**Material for the task:**
%%

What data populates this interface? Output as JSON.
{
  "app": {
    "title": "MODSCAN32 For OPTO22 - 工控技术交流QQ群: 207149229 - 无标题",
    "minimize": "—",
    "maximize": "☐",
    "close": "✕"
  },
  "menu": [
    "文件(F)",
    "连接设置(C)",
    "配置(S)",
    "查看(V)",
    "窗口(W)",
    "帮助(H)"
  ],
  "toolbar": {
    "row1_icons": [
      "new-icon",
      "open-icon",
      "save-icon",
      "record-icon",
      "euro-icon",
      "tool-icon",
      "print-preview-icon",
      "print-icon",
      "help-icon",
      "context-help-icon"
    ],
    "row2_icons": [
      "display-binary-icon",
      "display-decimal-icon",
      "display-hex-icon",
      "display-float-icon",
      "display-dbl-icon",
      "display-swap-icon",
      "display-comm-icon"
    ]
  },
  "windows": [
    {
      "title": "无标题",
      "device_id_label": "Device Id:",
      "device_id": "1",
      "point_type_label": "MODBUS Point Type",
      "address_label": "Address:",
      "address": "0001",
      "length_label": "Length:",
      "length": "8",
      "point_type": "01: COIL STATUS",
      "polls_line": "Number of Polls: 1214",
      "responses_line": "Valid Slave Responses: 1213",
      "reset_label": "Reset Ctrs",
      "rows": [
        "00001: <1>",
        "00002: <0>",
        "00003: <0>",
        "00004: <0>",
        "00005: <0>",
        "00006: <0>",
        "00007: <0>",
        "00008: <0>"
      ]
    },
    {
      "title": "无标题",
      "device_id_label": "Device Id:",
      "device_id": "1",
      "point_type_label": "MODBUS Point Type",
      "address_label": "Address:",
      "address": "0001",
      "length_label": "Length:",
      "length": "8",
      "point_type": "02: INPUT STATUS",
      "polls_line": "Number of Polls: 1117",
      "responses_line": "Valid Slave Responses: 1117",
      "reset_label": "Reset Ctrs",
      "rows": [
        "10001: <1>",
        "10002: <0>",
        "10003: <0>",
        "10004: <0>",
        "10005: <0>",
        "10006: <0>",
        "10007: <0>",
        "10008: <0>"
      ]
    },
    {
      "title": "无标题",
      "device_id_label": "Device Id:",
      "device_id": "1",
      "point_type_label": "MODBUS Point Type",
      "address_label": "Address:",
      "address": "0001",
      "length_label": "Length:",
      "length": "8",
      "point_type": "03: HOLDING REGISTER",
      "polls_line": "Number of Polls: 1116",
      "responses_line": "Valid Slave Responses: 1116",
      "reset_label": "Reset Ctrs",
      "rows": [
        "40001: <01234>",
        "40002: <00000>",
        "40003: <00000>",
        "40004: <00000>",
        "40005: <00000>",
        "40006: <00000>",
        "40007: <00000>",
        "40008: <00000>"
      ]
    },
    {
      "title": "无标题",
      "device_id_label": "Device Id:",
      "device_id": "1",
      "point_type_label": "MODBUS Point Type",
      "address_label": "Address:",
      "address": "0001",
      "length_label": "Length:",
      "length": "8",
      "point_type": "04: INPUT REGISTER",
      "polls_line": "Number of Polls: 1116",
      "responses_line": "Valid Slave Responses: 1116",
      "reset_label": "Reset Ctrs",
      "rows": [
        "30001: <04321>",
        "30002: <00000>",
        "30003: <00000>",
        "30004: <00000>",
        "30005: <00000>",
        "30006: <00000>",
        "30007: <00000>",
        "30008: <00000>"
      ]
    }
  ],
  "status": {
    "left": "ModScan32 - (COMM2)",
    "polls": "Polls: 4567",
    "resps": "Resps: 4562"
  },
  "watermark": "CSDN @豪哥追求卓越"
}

%%

**Required task:**
Repeat the material in full, exactly as it stands.

**Output for this task:**
What data populates this interface? Output as JSON.
{
  "app": {
    "title": "MODSCAN32 For OPTO22 - 工控技术交流QQ群: 207149229 - 无标题",
    "minimize": "—",
    "maximize": "☐",
    "close": "✕"
  },
  "menu": [
    "文件(F)",
    "连接设置(C)",
    "配置(S)",
    "查看(V)",
    "窗口(W)",
    "帮助(H)"
  ],
  "toolbar": {
    "row1_icons": [
      "new-icon",
      "open-icon",
      "save-icon",
      "record-icon",
      "euro-icon",
      "tool-icon",
      "print-preview-icon",
      "print-icon",
      "help-icon",
      "context-help-icon"
    ],
    "row2_icons": [
      "display-binary-icon",
      "display-decimal-icon",
      "display-hex-icon",
      "display-float-icon",
      "display-dbl-icon",
      "display-swap-icon",
      "display-comm-icon"
    ]
  },
  "windows": [
    {
      "title": "无标题",
      "device_id_label": "Device Id:",
      "device_id": "1",
      "point_type_label": "MODBUS Point Type",
      "address_label": "Address:",
      "address": "0001",
      "length_label": "Length:",
      "length": "8",
      "point_type": "01: COIL STATUS",
      "polls_line": "Number of Polls: 1214",
      "responses_line": "Valid Slave Responses: 1213",
      "reset_label": "Reset Ctrs",
      "rows": [
        "00001: <1>",
        "00002: <0>",
        "00003: <0>",
        "00004: <0>",
        "00005: <0>",
        "00006: <0>",
        "00007: <0>",
        "00008: <0>"
      ]
    },
    {
      "title": "无标题",
      "device_id_label": "Device Id:",
      "device_id": "1",
      "point_type_label": "MODBUS Point Type",
      "address_label": "Address:",
      "address": "0001",
      "length_label": "Length:",
      "length": "8",
      "point_type": "02: INPUT STATUS",
      "polls_line": "Number of Polls: 1117",
      "responses_line": "Valid Slave Responses: 1117",
      "reset_label": "Reset Ctrs",
      "rows": [
        "10001: <1>",
        "10002: <0>",
        "10003: <0>",
        "10004: <0>",
        "10005: <0>",
        "10006: <0>",
        "10007: <0>",
        "10008: <0>"
      ]
    },
    {
      "title": "无标题",
      "device_id_label": "Device Id:",
      "device_id": "1",
      "point_type_label": "MODBUS Point Type",
      "address_label": "Address:",
      "address": "0001",
      "length_label": "Length:",
      "length": "8",
      "point_type": "03: HOLDING REGISTER",
      "polls_line": "Number of Polls: 1116",
      "responses_line": "Valid Slave Responses: 1116",
      "reset_label": "Reset Ctrs",
      "rows": [
        "40001: <01234>",
        "40002: <00000>",
        "40003: <00000>",
        "40004: <00000>",
        "40005: <00000>",
        "40006: <00000>",
        "40007: <00000>",
        "40008: <00000>"
      ]
    },
    {
      "title": "无标题",
      "device_id_label": "Device Id:",
      "device_id": "1",
      "point_type_label": "MODBUS Point Type",
      "address_label": "Address:",
      "address": "0001",
      "length_label": "Length:",
      "length": "8",
      "point_type": "04: INPUT REGISTER",
      "polls_line": "Number of Polls: 1116",
      "responses_line": "Valid Slave Responses: 1116",
      "reset_label": "Reset Ctrs",
      "rows": [
        "30001: <04321>",
        "30002: <00000>",
        "30003: <00000>",
        "30004: <00000>",
        "30005: <00000>",
        "30006: <00000>",
        "30007: <00000>",
        "30008: <00000>"
      ]
    }
  ],
  "status": {
    "left": "ModScan32 - (COMM2)",
    "polls": "Polls: 4567",
    "resps": "Resps: 4562"
  },
  "watermark": "CSDN @豪哥追求卓越"
}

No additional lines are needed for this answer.